Given problem. Collect all lines from the records below that include the word "content".

Records.
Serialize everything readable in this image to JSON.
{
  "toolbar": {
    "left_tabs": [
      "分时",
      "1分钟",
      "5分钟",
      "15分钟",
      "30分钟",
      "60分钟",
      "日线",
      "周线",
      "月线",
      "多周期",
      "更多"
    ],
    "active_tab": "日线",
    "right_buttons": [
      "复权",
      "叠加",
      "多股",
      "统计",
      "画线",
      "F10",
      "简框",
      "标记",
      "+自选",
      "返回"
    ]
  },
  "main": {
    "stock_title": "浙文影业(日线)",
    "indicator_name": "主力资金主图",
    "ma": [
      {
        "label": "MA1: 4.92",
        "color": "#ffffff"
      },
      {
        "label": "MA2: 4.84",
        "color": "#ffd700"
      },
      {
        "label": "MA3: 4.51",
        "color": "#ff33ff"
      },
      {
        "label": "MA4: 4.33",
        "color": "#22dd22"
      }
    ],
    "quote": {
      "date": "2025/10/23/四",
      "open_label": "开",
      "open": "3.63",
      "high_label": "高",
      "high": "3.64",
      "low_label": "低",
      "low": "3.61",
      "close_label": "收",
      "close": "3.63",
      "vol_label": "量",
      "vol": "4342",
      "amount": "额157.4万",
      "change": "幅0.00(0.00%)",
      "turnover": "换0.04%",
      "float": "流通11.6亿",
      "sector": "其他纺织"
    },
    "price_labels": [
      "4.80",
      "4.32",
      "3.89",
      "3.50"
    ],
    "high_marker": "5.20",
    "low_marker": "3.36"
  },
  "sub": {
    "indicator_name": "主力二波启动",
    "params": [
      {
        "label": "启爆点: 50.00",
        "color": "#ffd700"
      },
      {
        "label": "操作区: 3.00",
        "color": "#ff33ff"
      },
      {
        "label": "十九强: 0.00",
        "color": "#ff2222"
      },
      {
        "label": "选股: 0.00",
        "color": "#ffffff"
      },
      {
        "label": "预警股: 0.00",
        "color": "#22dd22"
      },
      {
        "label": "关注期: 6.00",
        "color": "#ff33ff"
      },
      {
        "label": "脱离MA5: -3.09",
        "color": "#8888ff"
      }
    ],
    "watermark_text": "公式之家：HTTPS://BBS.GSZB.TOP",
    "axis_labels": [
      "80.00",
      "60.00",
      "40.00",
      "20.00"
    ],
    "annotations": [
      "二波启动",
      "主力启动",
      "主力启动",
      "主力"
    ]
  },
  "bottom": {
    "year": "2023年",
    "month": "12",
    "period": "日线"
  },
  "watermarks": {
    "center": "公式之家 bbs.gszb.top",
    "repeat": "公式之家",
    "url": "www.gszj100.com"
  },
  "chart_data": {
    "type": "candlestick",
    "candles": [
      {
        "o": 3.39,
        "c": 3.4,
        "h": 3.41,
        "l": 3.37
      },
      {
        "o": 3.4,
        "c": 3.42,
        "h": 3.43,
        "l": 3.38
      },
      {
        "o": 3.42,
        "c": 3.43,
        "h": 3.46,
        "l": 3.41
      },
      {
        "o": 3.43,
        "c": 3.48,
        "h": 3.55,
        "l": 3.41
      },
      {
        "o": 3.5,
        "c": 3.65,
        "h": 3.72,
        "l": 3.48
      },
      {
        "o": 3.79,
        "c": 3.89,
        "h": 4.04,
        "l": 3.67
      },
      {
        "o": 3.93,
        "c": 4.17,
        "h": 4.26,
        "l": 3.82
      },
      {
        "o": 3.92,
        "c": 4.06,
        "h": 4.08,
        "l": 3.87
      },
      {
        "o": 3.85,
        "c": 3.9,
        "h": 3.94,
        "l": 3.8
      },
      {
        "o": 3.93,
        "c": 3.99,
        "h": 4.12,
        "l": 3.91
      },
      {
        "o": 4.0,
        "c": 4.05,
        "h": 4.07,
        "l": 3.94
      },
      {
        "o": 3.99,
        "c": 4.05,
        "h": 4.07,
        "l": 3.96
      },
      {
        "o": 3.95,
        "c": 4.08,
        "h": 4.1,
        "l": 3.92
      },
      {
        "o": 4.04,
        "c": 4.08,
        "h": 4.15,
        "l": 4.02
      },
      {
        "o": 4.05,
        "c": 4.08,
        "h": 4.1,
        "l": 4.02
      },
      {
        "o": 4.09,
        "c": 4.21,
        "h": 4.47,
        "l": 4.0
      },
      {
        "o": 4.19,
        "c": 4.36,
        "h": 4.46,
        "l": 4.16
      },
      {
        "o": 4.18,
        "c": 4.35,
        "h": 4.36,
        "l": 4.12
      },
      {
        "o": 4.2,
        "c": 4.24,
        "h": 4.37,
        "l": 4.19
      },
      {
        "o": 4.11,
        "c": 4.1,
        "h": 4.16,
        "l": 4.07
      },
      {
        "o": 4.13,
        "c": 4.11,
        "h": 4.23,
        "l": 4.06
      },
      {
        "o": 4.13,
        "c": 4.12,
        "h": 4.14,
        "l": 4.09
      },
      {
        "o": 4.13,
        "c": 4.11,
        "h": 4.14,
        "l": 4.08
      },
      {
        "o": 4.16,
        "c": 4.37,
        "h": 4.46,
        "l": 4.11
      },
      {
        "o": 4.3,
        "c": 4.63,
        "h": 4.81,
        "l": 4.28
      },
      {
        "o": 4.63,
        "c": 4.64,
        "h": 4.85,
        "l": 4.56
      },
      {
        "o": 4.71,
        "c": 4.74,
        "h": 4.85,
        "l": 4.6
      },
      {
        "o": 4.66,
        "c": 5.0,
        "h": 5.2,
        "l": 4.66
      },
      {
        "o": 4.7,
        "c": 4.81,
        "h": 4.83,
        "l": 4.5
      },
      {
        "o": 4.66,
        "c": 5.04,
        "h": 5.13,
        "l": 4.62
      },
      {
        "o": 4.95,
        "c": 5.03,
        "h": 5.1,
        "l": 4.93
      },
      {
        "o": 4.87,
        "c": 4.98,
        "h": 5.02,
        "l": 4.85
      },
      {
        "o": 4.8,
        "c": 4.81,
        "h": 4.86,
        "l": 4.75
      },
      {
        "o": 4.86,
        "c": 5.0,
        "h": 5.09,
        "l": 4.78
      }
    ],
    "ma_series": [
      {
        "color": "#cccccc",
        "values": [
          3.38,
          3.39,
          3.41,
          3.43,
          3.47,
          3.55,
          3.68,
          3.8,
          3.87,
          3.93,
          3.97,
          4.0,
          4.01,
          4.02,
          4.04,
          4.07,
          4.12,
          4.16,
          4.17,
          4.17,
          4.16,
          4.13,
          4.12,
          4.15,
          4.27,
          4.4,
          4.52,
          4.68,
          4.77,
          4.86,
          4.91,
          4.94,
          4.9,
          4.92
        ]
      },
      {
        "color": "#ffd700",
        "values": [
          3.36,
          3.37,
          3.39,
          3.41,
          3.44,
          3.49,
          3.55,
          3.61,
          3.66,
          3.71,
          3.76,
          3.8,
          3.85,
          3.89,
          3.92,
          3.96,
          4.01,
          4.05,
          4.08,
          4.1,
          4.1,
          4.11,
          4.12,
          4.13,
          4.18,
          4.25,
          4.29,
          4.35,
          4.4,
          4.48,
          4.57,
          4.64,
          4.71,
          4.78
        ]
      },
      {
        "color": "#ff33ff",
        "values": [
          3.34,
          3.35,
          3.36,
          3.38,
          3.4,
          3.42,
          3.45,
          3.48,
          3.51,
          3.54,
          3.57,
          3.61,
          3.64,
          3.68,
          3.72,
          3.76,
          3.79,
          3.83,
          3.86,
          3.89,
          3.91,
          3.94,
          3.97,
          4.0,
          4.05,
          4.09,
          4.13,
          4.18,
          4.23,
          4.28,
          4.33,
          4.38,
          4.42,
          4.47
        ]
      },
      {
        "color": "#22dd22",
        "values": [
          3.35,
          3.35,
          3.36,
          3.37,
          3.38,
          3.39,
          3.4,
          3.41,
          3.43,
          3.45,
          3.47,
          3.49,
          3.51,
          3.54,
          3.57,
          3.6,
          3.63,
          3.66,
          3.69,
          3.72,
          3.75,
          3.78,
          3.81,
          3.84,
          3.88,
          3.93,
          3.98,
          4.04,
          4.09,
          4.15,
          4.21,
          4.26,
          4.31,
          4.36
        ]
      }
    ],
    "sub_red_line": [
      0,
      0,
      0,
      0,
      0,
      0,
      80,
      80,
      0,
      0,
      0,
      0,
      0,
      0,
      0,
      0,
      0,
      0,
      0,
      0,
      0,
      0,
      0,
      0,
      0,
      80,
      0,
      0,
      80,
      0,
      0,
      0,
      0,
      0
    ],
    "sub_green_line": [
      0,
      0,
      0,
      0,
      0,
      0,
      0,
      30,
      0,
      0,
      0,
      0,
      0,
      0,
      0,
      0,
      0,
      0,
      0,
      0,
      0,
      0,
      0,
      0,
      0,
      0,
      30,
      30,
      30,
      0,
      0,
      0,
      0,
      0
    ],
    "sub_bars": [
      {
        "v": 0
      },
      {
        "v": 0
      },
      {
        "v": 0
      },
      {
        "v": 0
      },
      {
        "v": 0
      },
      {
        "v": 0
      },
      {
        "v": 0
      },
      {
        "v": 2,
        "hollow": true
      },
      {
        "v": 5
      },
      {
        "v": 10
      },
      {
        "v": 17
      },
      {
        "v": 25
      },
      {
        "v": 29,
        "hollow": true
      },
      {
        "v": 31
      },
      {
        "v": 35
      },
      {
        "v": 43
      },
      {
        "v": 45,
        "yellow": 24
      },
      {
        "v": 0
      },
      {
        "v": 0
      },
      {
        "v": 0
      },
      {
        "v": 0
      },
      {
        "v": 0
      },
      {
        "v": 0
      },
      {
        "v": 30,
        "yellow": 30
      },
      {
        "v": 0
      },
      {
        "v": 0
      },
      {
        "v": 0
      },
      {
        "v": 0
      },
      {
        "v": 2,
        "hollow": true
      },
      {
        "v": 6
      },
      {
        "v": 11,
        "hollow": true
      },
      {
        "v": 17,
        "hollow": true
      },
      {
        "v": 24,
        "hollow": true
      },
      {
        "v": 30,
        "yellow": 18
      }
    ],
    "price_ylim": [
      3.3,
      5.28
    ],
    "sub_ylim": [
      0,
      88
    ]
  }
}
* * *
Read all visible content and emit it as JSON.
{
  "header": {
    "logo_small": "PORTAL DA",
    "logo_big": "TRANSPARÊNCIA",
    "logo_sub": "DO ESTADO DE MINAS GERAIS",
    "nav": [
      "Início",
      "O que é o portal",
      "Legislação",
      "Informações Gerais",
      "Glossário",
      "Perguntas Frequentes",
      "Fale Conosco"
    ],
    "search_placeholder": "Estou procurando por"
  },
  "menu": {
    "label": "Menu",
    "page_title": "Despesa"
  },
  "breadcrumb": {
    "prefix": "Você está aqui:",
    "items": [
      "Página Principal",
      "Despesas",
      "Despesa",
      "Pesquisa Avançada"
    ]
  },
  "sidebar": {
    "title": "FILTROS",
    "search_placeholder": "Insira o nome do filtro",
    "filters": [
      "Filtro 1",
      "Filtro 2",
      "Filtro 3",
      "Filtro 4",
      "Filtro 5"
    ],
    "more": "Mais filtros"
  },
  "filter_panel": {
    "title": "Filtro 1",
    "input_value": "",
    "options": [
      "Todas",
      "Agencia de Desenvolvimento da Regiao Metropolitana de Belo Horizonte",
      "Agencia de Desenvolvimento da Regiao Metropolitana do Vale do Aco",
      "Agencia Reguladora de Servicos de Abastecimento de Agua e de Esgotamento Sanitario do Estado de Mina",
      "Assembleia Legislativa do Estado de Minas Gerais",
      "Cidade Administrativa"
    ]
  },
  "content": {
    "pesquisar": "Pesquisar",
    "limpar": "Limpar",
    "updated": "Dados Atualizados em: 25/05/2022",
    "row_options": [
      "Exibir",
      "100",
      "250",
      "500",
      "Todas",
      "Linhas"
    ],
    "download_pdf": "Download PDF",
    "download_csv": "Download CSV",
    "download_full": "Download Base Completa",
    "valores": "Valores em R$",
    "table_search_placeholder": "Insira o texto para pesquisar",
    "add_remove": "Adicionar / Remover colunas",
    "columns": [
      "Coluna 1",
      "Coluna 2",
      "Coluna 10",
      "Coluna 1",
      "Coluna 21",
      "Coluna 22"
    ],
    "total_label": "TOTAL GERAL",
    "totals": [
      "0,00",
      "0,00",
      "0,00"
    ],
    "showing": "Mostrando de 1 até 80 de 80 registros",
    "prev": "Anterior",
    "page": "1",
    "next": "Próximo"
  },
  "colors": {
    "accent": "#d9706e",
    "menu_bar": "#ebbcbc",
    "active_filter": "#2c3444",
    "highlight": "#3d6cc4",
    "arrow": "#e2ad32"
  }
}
...
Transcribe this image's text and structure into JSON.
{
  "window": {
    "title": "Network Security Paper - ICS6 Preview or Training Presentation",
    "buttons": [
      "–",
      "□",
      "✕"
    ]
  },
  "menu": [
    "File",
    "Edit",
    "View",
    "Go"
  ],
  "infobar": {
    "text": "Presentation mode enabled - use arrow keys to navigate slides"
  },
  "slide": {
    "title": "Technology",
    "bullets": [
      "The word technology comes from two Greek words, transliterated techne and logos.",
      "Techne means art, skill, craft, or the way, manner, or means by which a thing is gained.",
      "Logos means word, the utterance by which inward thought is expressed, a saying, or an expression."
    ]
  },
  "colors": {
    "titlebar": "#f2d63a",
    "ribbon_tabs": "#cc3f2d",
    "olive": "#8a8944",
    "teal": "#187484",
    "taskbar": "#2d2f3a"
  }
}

Solved problem.
Read all visible content and emit it as JSON.
  "content": {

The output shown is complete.